Saved entries:
>>

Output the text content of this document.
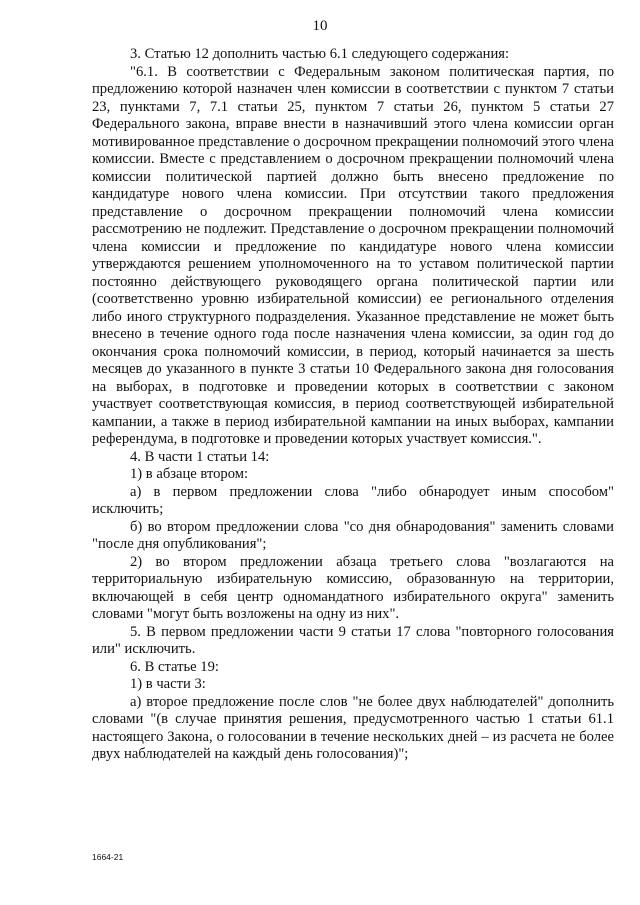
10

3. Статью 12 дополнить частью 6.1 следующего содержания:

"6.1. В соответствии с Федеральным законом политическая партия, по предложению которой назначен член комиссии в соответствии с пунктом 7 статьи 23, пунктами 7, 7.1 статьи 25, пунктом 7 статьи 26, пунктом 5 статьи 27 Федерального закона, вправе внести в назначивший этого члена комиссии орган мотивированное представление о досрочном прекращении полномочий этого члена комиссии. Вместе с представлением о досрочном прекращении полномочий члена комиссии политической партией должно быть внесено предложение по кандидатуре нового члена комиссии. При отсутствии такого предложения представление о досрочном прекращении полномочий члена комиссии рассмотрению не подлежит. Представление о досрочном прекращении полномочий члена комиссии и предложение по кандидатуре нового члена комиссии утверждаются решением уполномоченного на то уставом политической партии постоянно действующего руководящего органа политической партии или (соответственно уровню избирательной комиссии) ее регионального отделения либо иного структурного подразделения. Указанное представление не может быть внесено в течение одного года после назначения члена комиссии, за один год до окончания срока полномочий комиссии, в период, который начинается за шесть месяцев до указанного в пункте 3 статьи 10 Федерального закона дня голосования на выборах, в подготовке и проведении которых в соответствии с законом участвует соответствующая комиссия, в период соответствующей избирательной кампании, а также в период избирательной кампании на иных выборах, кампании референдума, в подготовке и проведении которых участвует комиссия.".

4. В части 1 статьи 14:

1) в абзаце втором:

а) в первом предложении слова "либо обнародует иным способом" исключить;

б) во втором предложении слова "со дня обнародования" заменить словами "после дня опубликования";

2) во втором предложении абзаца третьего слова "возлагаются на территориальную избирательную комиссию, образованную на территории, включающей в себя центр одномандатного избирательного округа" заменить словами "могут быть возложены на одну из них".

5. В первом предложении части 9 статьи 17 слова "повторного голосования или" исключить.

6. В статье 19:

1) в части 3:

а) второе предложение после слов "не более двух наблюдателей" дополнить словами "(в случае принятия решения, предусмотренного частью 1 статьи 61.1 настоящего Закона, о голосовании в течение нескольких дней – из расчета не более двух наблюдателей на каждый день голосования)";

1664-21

<<

▶ Directions
Scan the listing above and identify each line holding the string "предложении"; copy every such line.

▶ Output of the exercise
а) в первом предложении слова "либо обнародует иным способом" исключить;
б) во втором предложении слова "со дня обнародования" заменить словами "после дня опубликования";
2) во втором предложении абзаца третьего слова "возлагаются на территориальную избирательную комиссию, образованную на территории, включающей в себя центр одномандатного избирательного округа" заменить словами "могут быть возложены на одну из них".
5. В первом предложении части 9 статьи 17 слова "повторного голосования или" исключить.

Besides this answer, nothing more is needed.